MATERIAL FOR THIS TASK
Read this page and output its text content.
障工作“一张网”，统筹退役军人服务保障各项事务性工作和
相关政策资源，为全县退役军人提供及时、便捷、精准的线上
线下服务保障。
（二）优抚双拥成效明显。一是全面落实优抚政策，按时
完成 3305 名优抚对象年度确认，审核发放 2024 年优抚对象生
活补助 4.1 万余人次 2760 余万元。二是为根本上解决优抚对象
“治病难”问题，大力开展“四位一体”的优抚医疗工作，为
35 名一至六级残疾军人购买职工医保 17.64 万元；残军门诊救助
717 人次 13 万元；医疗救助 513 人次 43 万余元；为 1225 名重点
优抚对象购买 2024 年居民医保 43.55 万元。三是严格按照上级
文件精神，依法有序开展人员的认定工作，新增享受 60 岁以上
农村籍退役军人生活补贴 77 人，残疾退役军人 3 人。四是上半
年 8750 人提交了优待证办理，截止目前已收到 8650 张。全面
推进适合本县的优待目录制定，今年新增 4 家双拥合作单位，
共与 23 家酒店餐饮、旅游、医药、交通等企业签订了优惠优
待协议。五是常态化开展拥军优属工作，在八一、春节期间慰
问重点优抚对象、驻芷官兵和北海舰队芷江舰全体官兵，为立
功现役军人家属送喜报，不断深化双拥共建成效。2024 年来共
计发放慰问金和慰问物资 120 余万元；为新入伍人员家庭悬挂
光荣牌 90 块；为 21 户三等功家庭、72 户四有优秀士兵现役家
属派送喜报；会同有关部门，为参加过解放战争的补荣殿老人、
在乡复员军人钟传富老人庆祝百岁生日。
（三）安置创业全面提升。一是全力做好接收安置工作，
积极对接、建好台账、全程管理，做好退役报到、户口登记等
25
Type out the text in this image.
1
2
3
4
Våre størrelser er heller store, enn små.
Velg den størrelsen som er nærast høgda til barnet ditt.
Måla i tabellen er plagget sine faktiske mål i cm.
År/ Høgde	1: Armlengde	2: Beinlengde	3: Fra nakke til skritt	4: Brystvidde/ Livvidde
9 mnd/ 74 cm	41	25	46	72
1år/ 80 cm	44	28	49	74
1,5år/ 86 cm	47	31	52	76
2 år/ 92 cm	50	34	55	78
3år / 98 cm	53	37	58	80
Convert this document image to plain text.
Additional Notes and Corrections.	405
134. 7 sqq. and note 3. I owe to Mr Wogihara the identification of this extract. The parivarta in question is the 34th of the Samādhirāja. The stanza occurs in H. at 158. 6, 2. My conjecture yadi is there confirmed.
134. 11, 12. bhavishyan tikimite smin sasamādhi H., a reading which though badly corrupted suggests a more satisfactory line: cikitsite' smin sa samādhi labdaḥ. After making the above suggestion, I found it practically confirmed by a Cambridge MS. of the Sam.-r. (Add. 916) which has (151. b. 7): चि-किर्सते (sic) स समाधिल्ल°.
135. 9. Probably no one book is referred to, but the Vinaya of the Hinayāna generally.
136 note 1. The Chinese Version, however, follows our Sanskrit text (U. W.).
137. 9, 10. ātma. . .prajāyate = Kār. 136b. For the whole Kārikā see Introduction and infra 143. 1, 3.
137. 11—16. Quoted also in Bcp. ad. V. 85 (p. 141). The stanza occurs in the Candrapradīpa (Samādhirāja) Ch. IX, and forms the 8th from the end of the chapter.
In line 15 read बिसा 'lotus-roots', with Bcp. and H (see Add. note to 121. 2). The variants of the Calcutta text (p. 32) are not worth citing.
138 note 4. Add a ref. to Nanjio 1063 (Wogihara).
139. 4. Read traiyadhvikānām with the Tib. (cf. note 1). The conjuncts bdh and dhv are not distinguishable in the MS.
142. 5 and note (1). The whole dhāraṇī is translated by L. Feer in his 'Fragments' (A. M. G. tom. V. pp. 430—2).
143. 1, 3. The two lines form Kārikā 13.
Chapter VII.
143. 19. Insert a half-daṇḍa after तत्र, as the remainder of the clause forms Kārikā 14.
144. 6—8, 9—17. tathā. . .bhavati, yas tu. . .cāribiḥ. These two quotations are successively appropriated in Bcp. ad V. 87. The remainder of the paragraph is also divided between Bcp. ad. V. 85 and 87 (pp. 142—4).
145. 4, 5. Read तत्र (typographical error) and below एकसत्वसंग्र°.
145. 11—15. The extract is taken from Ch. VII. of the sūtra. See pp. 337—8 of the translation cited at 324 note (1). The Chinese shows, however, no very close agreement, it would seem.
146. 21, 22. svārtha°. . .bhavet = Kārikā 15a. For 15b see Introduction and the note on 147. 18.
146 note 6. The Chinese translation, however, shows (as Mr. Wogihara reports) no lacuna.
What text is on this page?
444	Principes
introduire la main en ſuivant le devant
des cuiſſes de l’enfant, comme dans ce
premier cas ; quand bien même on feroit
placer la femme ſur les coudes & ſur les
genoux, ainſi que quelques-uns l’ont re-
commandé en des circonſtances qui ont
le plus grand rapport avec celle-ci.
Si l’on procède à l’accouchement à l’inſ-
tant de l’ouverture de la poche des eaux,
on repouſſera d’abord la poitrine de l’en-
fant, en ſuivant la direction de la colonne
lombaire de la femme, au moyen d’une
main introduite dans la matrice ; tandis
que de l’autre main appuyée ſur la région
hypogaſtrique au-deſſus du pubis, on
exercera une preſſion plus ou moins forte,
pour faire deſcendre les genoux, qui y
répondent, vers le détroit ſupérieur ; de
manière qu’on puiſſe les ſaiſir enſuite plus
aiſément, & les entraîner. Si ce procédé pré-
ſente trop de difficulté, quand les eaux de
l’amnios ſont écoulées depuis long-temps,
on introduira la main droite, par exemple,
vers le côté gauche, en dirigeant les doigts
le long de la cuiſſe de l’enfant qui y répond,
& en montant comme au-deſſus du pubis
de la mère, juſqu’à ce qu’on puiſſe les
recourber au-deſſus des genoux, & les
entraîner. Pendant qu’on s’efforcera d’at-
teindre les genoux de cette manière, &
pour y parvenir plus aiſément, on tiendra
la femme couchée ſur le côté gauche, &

WHAT IS ASKED
Quote the data above in full, changing nothing.

EXERCISE OUTPUT
Read this page and output its text content.
障工作“一张网”，统筹退役军人服务保障各项事务性工作和
相关政策资源，为全县退役军人提供及时、便捷、精准的线上
线下服务保障。
（二）优抚双拥成效明显。一是全面落实优抚政策，按时
完成 3305 名优抚对象年度确认，审核发放 2024 年优抚对象生
活补助 4.1 万余人次 2760 余万元。二是为根本上解决优抚对象
“治病难”问题，大力开展“四位一体”的优抚医疗工作，为
35 名一至六级残疾军人购买职工医保 17.64 万元；残军门诊救助
717 人次 13 万元；医疗救助 513 人次 43 万余元；为 1225 名重点
优抚对象购买 2024 年居民医保 43.55 万元。三是严格按照上级
文件精神，依法有序开展人员的认定工作，新增享受 60 岁以上
农村籍退役军人生活补贴 77 人，残疾退役军人 3 人。四是上半
年 8750 人提交了优待证办理，截止目前已收到 8650 张。全面
推进适合本县的优待目录制定，今年新增 4 家双拥合作单位，
共与 23 家酒店餐饮、旅游、医药、交通等企业签订了优惠优
待协议。五是常态化开展拥军优属工作，在八一、春节期间慰
问重点优抚对象、驻芷官兵和北海舰队芷江舰全体官兵，为立
功现役军人家属送喜报，不断深化双拥共建成效。2024 年来共
计发放慰问金和慰问物资 120 余万元；为新入伍人员家庭悬挂
光荣牌 90 块；为 21 户三等功家庭、72 户四有优秀士兵现役家
属派送喜报；会同有关部门，为参加过解放战争的补荣殿老人、
在乡复员军人钟传富老人庆祝百岁生日。
（三）安置创业全面提升。一是全力做好接收安置工作，
积极对接、建好台账、全程管理，做好退役报到、户口登记等
25
Type out the text in this image.
1
2
3
4
Våre størrelser er heller store, enn små.
Velg den størrelsen som er nærast høgda til barnet ditt.
Måla i tabellen er plagget sine faktiske mål i cm.
År/ Høgde	1: Armlengde	2: Beinlengde	3: Fra nakke til skritt	4: Brystvidde/ Livvidde
9 mnd/ 74 cm	41	25	46	72
1år/ 80 cm	44	28	49	74
1,5år/ 86 cm	47	31	52	76
2 år/ 92 cm	50	34	55	78
3år / 98 cm	53	37	58	80
Convert this document image to plain text.
Additional Notes and Corrections.	405
134. 7 sqq. and note 3. I owe to Mr Wogihara the identification of this extract. The parivarta in question is the 34th of the Samādhirāja. The stanza occurs in H. at 158. 6, 2. My conjecture yadi is there confirmed.
134. 11, 12. bhavishyan tikimite smin sasamādhi H., a reading which though badly corrupted suggests a more satisfactory line: cikitsite' smin sa samādhi labdaḥ. After making the above suggestion, I found it practically confirmed by a Cambridge MS. of the Sam.-r. (Add. 916) which has (151. b. 7): चि-किर्सते (sic) स समाधिल्ल°.
135. 9. Probably no one book is referred to, but the Vinaya of the Hinayāna generally.
136 note 1. The Chinese Version, however, follows our Sanskrit text (U. W.).
137. 9, 10. ātma. . .prajāyate = Kār. 136b. For the whole Kārikā see Introduction and infra 143. 1, 3.
137. 11—16. Quoted also in Bcp. ad. V. 85 (p. 141). The stanza occurs in the Candrapradīpa (Samādhirāja) Ch. IX, and forms the 8th from the end of the chapter.
In line 15 read बिसा 'lotus-roots', with Bcp. and H (see Add. note to 121. 2). The variants of the Calcutta text (p. 32) are not worth citing.
138 note 4. Add a ref. to Nanjio 1063 (Wogihara).
139. 4. Read traiyadhvikānām with the Tib. (cf. note 1). The conjuncts bdh and dhv are not distinguishable in the MS.
142. 5 and note (1). The whole dhāraṇī is translated by L. Feer in his 'Fragments' (A. M. G. tom. V. pp. 430—2).
143. 1, 3. The two lines form Kārikā 13.
Chapter VII.
143. 19. Insert a half-daṇḍa after तत्र, as the remainder of the clause forms Kārikā 14.
144. 6—8, 9—17. tathā. . .bhavati, yas tu. . .cāribiḥ. These two quotations are successively appropriated in Bcp. ad V. 87. The remainder of the paragraph is also divided between Bcp. ad. V. 85 and 87 (pp. 142—4).
145. 4, 5. Read तत्र (typographical error) and below एकसत्वसंग्र°.
145. 11—15. The extract is taken from Ch. VII. of the sūtra. See pp. 337—8 of the translation cited at 324 note (1). The Chinese shows, however, no very close agreement, it would seem.
146. 21, 22. svārtha°. . .bhavet = Kārikā 15a. For 15b see Introduction and the note on 147. 18.
146 note 6. The Chinese translation, however, shows (as Mr. Wogihara reports) no lacuna.
What text is on this page?
444	Principes
introduire la main en ſuivant le devant
des cuiſſes de l’enfant, comme dans ce
premier cas ; quand bien même on feroit
placer la femme ſur les coudes & ſur les
genoux, ainſi que quelques-uns l’ont re-
commandé en des circonſtances qui ont
le plus grand rapport avec celle-ci.
Si l’on procède à l’accouchement à l’inſ-
tant de l’ouverture de la poche des eaux,
on repouſſera d’abord la poitrine de l’en-
fant, en ſuivant la direction de la colonne
lombaire de la femme, au moyen d’une
main introduite dans la matrice ; tandis
que de l’autre main appuyée ſur la région
hypogaſtrique au-deſſus du pubis, on
exercera une preſſion plus ou moins forte,
pour faire deſcendre les genoux, qui y
répondent, vers le détroit ſupérieur ; de
manière qu’on puiſſe les ſaiſir enſuite plus
aiſément, & les entraîner. Si ce procédé pré-
ſente trop de difficulté, quand les eaux de
l’amnios ſont écoulées depuis long-temps,
on introduira la main droite, par exemple,
vers le côté gauche, en dirigeant les doigts
le long de la cuiſſe de l’enfant qui y répond,
& en montant comme au-deſſus du pubis
de la mère, juſqu’à ce qu’on puiſſe les
recourber au-deſſus des genoux, & les
entraîner. Pendant qu’on s’efforcera d’at-
teindre les genoux de cette manière, &
pour y parvenir plus aiſément, on tiendra
la femme couchée ſur le côté gauche, &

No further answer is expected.